* **Task details**: Search the data for the string "pražské" and extract every line where it appears.

* **Data entries**:
════════════════════

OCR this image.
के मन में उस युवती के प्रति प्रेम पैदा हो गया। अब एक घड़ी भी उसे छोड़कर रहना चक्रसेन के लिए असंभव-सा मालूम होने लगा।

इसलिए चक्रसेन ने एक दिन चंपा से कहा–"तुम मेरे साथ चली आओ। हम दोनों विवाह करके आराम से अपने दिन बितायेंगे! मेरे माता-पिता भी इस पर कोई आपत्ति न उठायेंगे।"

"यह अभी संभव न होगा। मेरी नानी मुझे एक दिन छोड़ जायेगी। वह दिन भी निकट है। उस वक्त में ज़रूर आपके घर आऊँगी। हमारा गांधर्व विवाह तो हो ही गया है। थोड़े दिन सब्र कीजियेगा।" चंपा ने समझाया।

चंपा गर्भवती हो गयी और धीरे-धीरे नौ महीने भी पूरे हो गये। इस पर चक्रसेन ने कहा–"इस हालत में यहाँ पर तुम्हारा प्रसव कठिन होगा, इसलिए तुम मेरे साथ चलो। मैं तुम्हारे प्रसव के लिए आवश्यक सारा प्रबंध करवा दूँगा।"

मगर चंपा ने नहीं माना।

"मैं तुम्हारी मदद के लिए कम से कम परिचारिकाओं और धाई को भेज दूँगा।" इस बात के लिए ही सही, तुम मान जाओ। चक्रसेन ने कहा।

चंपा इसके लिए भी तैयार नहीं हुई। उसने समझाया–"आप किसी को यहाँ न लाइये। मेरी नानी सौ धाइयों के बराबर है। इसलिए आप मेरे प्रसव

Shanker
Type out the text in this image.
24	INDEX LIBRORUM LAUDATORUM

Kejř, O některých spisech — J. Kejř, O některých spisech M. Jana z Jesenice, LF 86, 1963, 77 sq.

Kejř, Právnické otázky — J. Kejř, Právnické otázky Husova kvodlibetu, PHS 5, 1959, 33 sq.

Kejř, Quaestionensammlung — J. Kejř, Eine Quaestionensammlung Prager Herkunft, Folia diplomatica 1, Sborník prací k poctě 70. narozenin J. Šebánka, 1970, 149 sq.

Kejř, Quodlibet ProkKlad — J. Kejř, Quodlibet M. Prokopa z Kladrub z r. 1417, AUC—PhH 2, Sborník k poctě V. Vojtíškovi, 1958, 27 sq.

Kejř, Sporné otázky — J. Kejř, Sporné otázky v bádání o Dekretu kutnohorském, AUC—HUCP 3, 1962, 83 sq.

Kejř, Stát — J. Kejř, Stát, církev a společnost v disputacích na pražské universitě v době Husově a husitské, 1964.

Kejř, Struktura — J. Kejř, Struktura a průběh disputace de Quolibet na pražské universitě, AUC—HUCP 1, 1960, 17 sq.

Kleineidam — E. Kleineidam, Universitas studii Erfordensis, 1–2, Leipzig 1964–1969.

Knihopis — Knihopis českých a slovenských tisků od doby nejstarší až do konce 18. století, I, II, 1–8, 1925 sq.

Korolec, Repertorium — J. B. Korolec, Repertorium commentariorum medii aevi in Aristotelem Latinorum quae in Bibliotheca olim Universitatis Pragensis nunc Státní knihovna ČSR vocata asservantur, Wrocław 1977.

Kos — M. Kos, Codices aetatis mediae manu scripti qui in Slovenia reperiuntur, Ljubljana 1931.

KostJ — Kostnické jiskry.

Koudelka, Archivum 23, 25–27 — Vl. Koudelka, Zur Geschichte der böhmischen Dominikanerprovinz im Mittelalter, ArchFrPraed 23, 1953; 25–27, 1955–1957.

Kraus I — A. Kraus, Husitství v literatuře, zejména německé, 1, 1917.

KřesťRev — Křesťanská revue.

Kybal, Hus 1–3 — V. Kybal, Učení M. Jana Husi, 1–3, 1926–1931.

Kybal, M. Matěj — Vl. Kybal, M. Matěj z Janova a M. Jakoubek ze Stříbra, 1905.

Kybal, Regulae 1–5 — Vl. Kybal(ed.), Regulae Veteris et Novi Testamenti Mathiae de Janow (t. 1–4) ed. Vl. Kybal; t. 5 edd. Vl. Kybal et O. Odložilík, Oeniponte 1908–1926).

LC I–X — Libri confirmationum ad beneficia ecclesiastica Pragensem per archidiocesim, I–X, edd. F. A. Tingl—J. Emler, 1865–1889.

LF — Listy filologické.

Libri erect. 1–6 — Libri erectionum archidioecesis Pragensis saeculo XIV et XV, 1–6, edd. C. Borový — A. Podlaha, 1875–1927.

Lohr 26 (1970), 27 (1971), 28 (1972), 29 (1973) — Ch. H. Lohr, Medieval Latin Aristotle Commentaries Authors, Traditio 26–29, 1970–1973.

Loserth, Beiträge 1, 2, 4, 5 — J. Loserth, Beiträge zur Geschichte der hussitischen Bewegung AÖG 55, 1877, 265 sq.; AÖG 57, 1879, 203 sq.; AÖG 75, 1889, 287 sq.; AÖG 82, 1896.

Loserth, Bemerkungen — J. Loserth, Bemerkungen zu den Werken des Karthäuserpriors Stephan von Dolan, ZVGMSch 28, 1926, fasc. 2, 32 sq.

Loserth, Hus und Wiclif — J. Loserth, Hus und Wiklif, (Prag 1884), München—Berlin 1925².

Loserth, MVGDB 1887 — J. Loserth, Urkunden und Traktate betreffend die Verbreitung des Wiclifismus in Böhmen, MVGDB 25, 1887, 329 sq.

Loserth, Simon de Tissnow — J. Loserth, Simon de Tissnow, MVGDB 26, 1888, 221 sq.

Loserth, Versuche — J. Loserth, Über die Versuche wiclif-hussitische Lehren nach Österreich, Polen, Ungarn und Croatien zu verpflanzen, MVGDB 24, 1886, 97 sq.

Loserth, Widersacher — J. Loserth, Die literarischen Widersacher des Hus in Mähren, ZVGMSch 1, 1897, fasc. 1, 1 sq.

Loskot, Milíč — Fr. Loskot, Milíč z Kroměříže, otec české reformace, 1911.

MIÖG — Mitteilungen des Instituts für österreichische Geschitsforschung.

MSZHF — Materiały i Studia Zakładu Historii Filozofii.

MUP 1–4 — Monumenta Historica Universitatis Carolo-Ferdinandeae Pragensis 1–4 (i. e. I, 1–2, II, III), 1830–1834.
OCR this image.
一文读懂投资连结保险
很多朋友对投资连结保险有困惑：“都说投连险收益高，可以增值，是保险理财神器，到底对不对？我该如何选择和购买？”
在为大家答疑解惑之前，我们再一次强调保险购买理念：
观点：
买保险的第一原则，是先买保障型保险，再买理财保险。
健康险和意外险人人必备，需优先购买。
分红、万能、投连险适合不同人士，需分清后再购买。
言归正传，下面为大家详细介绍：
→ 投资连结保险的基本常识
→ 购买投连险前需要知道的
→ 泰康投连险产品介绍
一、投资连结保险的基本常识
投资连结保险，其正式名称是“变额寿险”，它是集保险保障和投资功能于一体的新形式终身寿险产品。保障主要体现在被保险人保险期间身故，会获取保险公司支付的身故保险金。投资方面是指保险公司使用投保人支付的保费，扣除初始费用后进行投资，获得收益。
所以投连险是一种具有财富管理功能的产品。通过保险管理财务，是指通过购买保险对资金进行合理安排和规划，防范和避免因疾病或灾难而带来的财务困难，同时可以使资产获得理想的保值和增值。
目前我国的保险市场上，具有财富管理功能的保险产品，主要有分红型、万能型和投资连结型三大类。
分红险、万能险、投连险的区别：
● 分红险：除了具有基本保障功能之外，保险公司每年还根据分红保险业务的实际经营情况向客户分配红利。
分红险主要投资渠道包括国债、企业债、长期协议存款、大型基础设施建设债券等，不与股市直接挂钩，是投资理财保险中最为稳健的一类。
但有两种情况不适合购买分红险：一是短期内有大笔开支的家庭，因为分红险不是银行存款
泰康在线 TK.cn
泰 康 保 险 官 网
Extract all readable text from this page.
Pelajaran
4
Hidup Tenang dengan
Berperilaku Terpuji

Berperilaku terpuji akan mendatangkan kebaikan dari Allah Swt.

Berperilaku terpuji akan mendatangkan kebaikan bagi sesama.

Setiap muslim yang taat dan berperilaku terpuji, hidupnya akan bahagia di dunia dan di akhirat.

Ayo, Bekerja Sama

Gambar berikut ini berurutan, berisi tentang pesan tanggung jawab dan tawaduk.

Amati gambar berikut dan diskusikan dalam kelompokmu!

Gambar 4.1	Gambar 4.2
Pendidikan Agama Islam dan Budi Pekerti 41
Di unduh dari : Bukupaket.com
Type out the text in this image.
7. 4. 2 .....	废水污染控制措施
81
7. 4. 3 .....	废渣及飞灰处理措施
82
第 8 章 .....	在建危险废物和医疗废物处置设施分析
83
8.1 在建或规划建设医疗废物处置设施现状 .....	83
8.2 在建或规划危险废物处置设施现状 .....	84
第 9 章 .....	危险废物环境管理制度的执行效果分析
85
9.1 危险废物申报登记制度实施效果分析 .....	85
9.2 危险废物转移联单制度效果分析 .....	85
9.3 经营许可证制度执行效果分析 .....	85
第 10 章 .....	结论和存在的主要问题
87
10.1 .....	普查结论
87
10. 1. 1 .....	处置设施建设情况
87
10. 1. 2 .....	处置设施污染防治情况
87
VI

════════════════════

* **Reply**:
Kejř, Stát — J. Kejř, Stát, církev a společnost v disputacích na pražské universitě v době Husově a husitské, 1964.
Kejř, Struktura — J. Kejř, Struktura a průběh disputace de Quolibet na pražské universitě, AUC—HUCP 1, 1960, 17 sq.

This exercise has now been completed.